Selected passage »

[doc] Updating guides in documentation

2017-10-08 13:13:20 +02:00
parent 736f73d5ce
commit 7fa9a2be5b
12 changed files with 557 additions and 111 deletions
--- a/docs/guide/graphs.rst
+++ b/docs/guide/graphs.rst
@ -1,11 +1,211 @@
 Graphs
 ======

-Writing graphs
-::::::::::::::
+Graphs are the glue that ties transformations together. It's the only data-structure bonobo can execute directly. Graphs
+must be acyclic, and can contain as much nodes as your system can handle. Although this number can be rather high in
+theory, extreme practical cases usually do not exceed hundreds of nodes (and this is already extreme, really).

-Debugging graphs
+
+Definitions
+:::::::::::
+
+Graph
+
+    A directed acyclic graph of transformations, that Bonobo can inspect and execute.
+
+Node
+
+    A transformation within a graph. The transformations are stateless, and have no idea whether or not they are
+    included in a graph, multiple graph, or not at all.
+
+
+Creating a graph
 ::::::::::::::::

+Graphs should be instances of :class:`bonobo.Graph`. The :func:`bonobo.Graph.add_chain` method can take as many
+positional parameters as you want.
+
+.. code-block:: python
+
+    import bonobo
+
+    graph = bonobo.Graph()
+    graph.add_chain(a, b, c)

Given data »

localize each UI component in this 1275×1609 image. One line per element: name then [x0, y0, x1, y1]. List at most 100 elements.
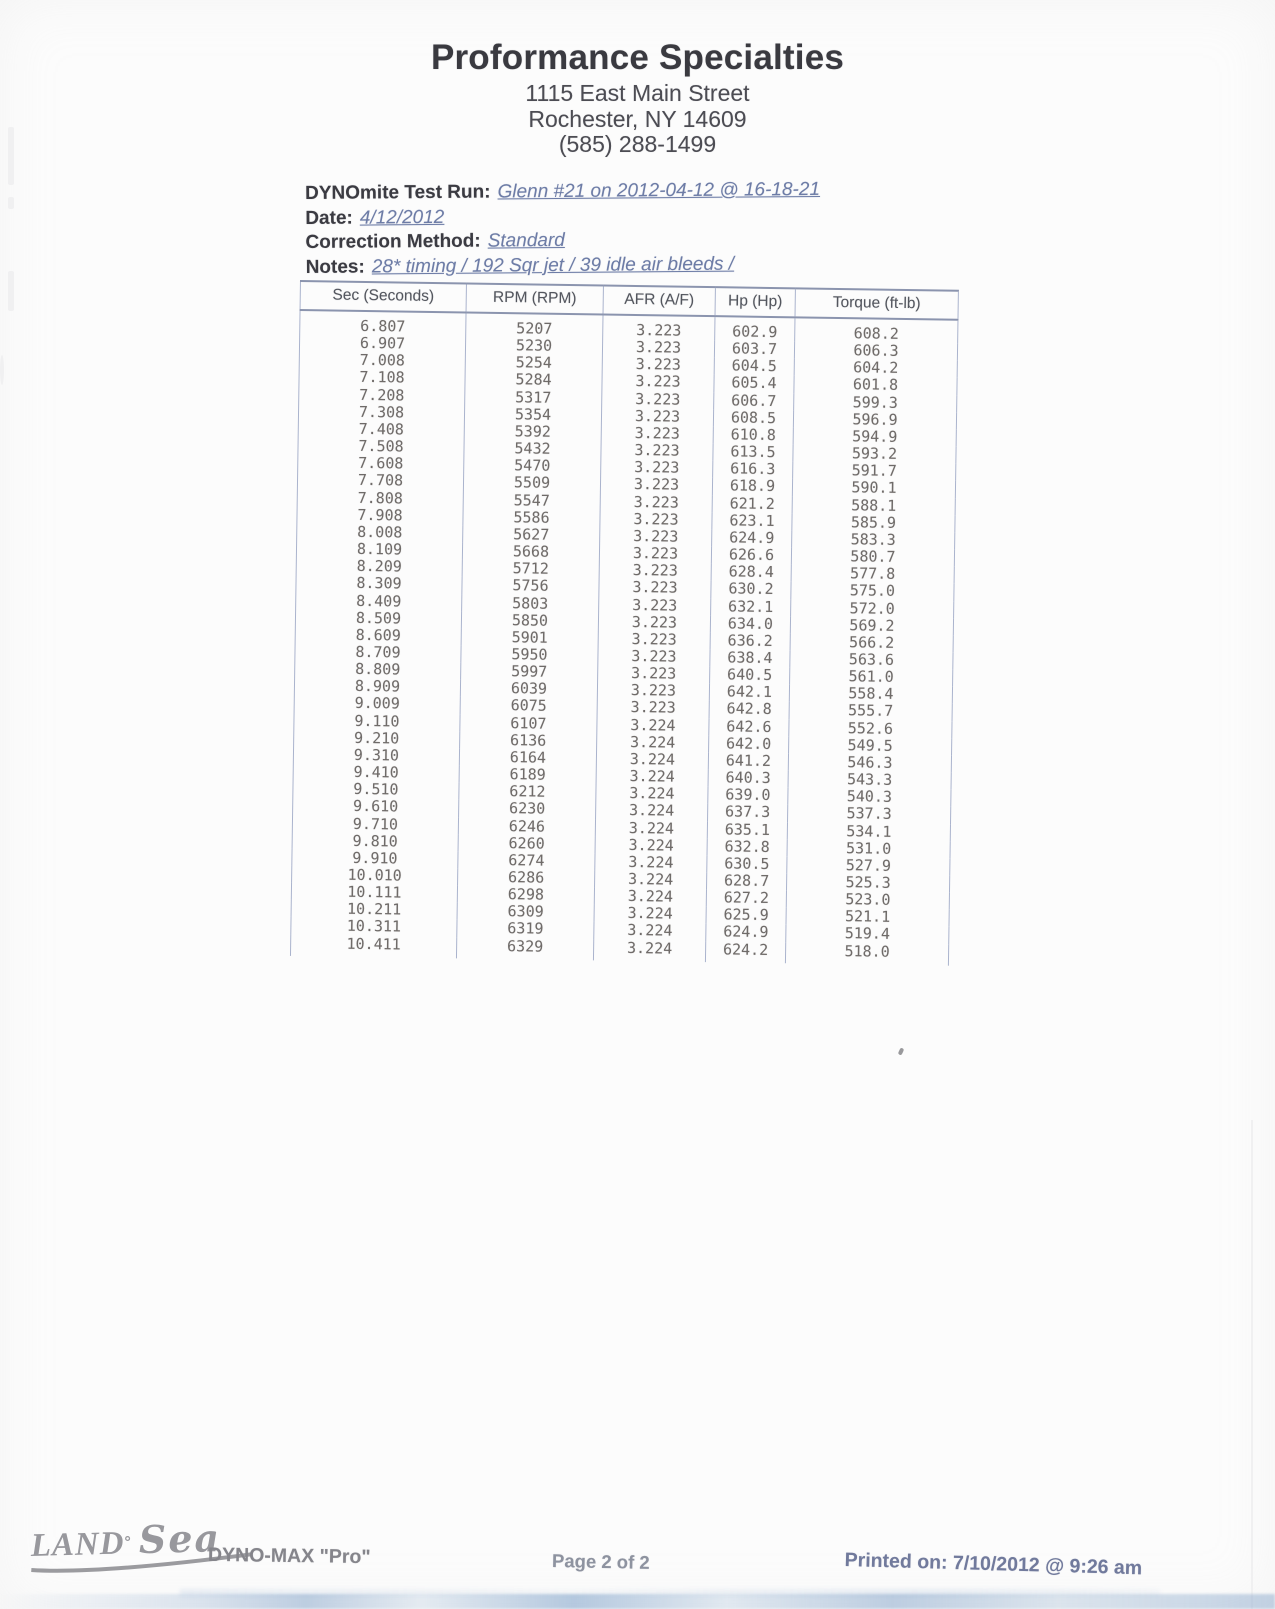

Directive 1 »
Answer these questions using the graphs guide.
(a) What is the only data structure bonobo can execute directly?
(b) What number of nodes do extreme practical cases usually not exceed?
(c) Which method can take as many positional parameters as you want?
Directive 2 » Translate this sentence from the graphs guide into Spanish: "Graphs are the glue that ties transformations together."

Exercise solution 1 »
(a) Graphs.
(b) Hundreds of nodes.
(c) The `bonobo.Graph.add_chain` method.

Exercise solution 2 » Los grafos son el pegamento que une las transformaciones.